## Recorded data

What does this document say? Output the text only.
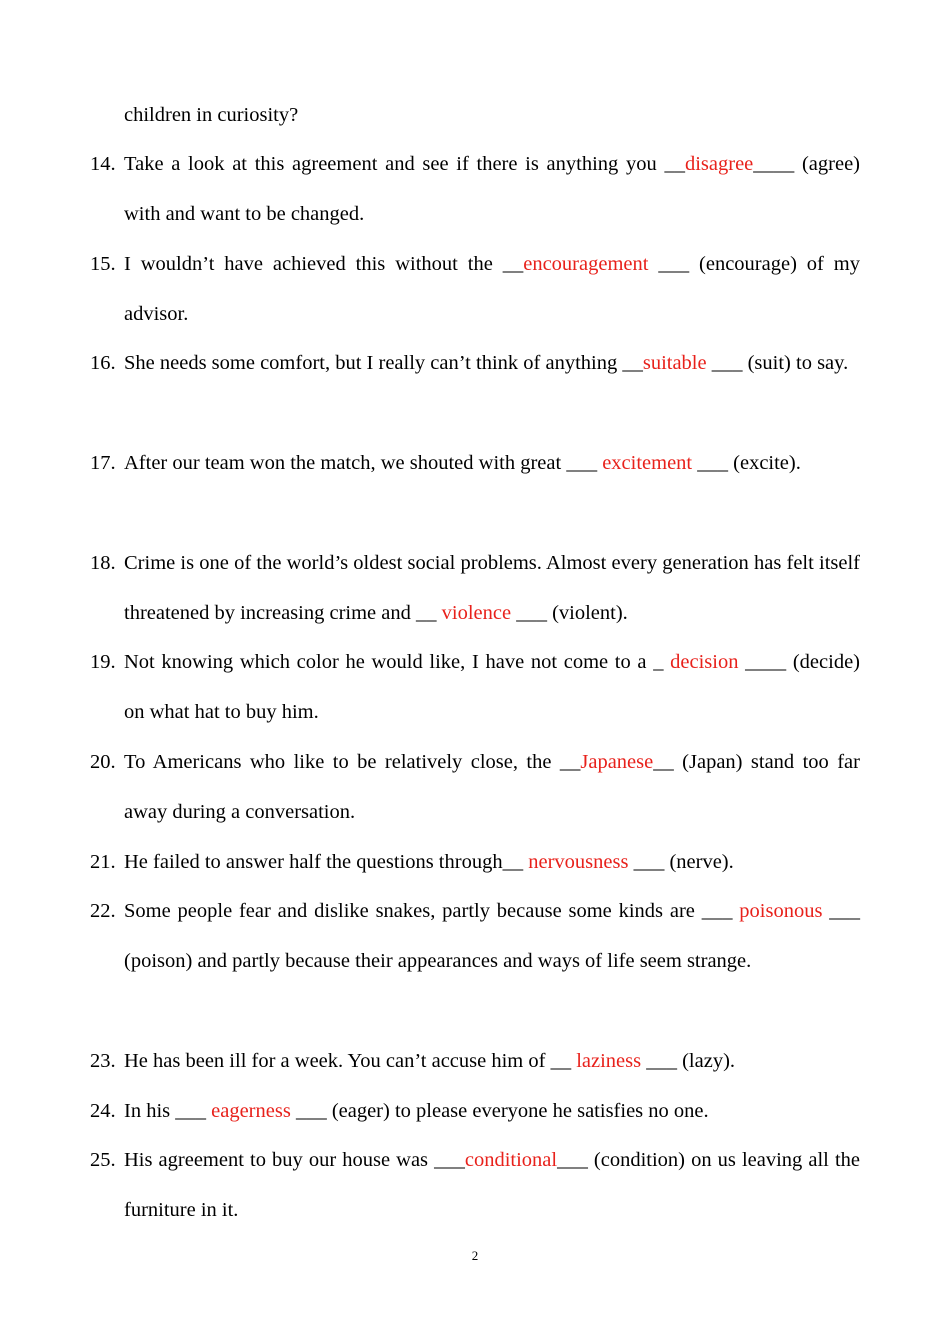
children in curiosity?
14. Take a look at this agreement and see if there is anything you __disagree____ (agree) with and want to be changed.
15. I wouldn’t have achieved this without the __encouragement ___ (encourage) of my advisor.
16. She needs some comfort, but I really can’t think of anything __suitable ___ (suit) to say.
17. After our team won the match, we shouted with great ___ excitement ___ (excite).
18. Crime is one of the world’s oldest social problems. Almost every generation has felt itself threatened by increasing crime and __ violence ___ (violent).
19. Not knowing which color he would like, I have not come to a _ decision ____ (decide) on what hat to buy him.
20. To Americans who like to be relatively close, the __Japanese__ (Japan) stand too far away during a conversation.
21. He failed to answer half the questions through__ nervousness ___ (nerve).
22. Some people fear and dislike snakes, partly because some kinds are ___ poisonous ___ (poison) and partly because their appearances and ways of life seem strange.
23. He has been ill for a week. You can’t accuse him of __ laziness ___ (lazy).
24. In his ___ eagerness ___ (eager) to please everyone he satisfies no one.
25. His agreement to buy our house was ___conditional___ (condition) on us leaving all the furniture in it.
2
--
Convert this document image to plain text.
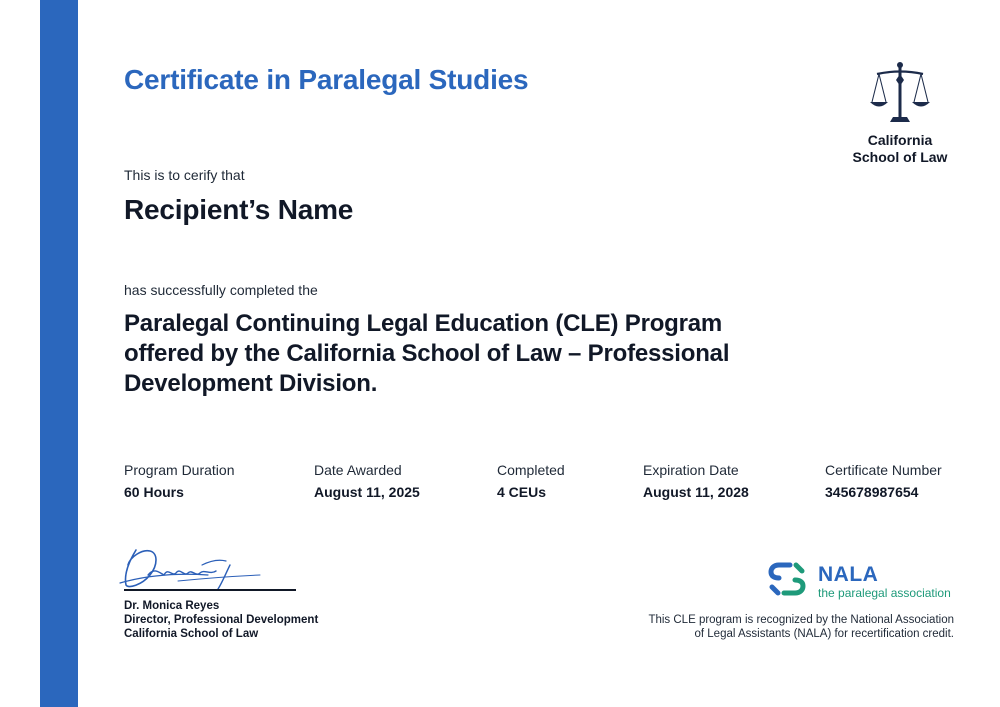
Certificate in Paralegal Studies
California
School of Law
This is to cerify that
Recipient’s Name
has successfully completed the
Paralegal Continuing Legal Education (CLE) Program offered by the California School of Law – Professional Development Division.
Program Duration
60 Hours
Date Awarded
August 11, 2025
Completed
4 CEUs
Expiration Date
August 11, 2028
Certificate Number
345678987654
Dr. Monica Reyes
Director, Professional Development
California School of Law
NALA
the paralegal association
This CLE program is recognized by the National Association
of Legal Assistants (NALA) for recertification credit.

## What is required
Filter the listing above for the string "California" and copy every matching line.

## Solution for this task
California
Paralegal Continuing Legal Education (CLE) Program offered by the California School of Law – Professional Development Division.
California School of Law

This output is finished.